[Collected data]
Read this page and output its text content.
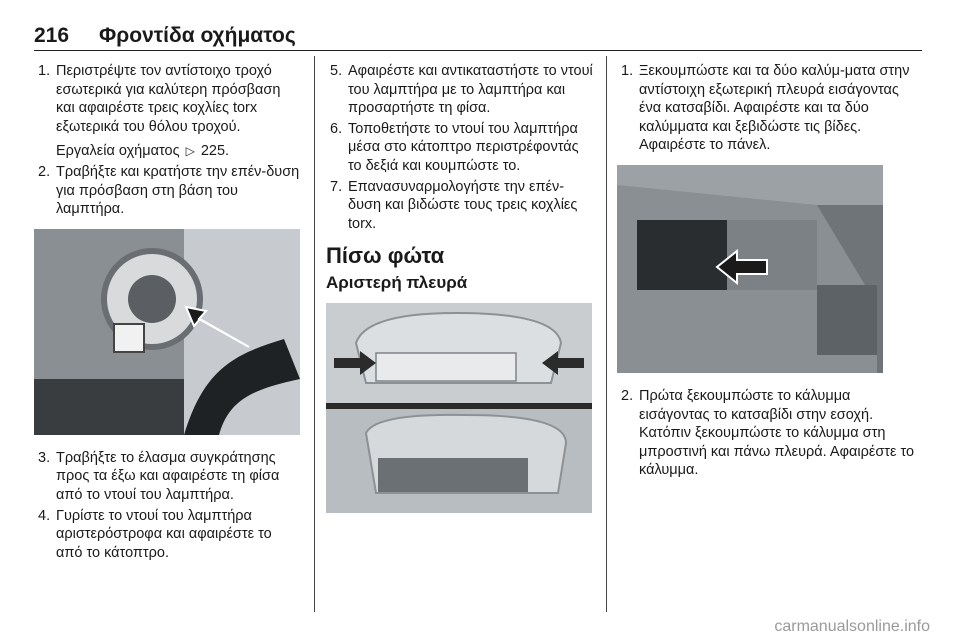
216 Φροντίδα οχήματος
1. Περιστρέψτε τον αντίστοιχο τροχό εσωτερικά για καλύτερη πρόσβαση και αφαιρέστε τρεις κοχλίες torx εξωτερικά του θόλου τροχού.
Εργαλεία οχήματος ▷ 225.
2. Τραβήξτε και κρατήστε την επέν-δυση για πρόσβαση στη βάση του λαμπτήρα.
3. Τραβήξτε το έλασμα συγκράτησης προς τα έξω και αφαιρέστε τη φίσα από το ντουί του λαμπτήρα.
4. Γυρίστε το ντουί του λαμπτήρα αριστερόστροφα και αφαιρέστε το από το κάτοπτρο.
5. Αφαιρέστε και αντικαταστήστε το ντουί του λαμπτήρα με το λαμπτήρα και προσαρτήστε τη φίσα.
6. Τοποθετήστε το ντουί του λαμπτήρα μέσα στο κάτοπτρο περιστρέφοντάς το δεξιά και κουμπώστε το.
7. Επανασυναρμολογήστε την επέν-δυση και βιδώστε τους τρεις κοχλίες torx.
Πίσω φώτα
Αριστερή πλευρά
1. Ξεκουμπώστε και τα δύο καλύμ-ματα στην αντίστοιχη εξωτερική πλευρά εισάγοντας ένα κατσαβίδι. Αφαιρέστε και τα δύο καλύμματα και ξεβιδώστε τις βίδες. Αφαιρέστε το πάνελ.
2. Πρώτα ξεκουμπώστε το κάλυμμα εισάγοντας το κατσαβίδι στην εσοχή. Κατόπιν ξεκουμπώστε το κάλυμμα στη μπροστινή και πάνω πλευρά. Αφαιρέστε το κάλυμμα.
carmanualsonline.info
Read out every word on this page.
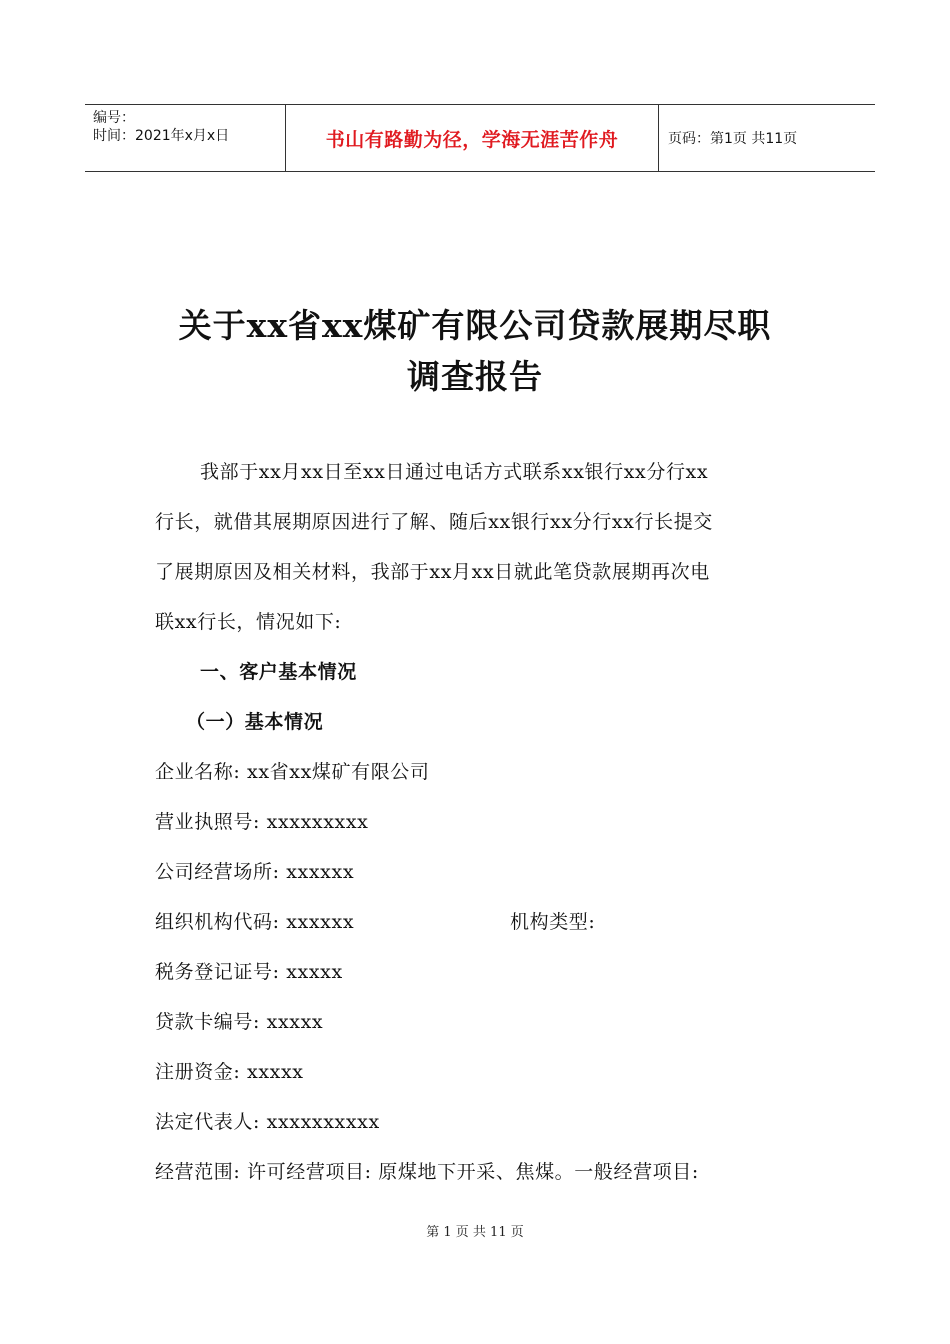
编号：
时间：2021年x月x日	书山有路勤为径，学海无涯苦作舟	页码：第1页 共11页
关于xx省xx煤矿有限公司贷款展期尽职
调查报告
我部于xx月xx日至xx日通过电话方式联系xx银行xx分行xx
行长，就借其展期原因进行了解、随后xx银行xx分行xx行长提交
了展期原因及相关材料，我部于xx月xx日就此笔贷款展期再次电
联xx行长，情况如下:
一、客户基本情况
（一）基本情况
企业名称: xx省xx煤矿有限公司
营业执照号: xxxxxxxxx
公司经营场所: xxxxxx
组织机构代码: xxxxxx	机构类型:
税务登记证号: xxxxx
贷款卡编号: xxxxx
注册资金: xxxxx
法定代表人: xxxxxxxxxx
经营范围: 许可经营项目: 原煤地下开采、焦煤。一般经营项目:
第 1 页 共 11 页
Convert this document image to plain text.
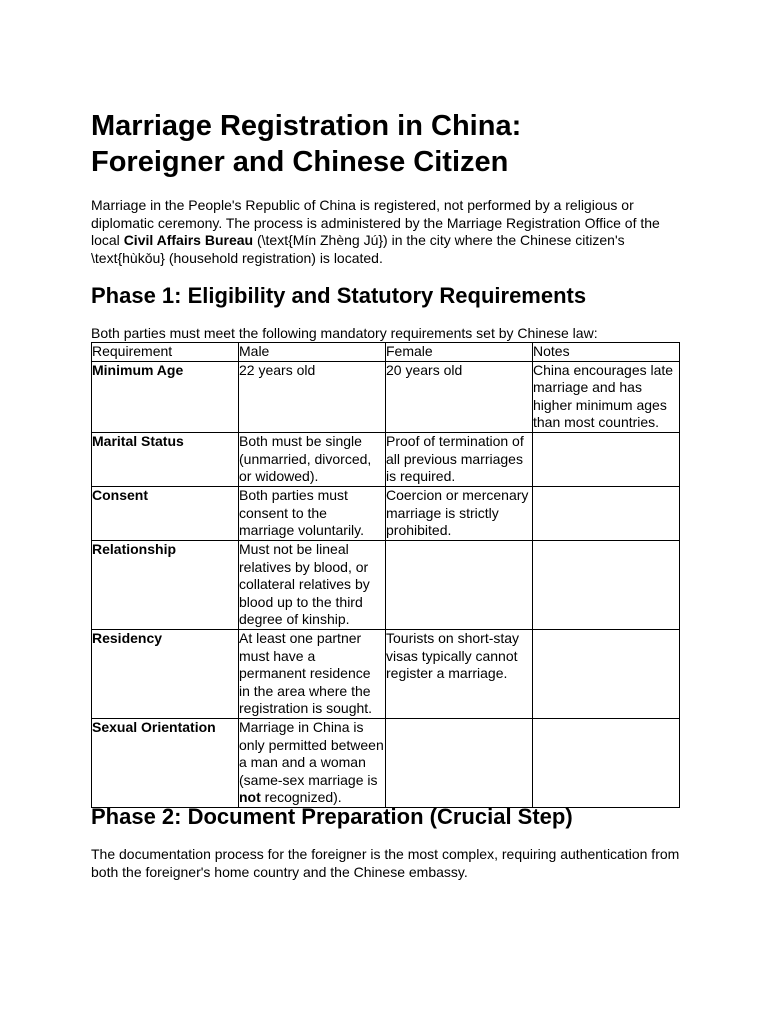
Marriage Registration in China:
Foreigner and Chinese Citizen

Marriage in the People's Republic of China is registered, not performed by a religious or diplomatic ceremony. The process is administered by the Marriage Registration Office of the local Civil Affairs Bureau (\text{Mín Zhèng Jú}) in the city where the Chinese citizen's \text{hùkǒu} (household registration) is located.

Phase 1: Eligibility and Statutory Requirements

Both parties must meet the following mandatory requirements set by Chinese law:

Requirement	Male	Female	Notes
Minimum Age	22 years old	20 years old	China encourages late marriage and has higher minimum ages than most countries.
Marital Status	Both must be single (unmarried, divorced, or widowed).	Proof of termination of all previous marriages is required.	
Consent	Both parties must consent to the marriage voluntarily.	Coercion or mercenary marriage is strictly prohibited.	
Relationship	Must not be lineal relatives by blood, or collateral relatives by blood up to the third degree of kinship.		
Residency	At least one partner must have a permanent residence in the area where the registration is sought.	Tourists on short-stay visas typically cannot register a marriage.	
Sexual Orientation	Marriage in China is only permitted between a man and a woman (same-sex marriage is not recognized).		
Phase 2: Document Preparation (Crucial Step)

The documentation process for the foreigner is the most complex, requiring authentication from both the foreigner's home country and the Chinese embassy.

...

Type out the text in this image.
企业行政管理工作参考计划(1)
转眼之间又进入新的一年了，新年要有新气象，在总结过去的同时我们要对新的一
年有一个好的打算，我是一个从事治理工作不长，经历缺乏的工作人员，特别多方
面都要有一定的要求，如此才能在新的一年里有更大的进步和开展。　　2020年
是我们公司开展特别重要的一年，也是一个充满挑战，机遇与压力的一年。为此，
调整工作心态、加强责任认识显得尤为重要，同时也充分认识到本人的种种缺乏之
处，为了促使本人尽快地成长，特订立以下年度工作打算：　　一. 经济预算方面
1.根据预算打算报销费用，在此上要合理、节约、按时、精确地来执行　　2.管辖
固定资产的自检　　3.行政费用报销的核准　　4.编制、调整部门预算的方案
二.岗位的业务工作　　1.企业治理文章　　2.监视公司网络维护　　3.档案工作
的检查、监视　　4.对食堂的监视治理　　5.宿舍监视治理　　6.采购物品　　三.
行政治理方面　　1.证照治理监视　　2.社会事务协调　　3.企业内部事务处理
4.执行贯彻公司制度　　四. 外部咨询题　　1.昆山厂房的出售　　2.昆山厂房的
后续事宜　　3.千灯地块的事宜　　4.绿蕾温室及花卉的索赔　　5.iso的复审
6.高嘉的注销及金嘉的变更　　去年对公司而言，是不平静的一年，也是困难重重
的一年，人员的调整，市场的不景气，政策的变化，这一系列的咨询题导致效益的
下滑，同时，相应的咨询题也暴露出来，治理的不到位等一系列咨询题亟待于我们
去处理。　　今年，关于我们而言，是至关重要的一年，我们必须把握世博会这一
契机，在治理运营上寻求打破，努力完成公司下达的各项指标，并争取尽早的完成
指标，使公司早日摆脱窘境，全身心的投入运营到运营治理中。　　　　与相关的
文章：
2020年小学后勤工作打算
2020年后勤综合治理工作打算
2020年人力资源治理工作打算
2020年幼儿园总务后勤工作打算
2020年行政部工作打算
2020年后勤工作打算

* STATED TASK
Copy all lines from the data that hold the word "Chinese".

* OUTPUT
Foreigner and Chinese Citizen
Marriage in the People's Republic of China is registered, not performed by a religious or diplomatic ceremony. The process is administered by the Marriage Registration Office of the local Civil Affairs Bureau (\text{Mín Zhèng Jú}) in the city where the Chinese citizen's \text{hùkǒu} (household registration) is located.
Both parties must meet the following mandatory requirements set by Chinese law:
The documentation process for the foreigner is the most complex, requiring authentication from both the foreigner's home country and the Chinese embassy.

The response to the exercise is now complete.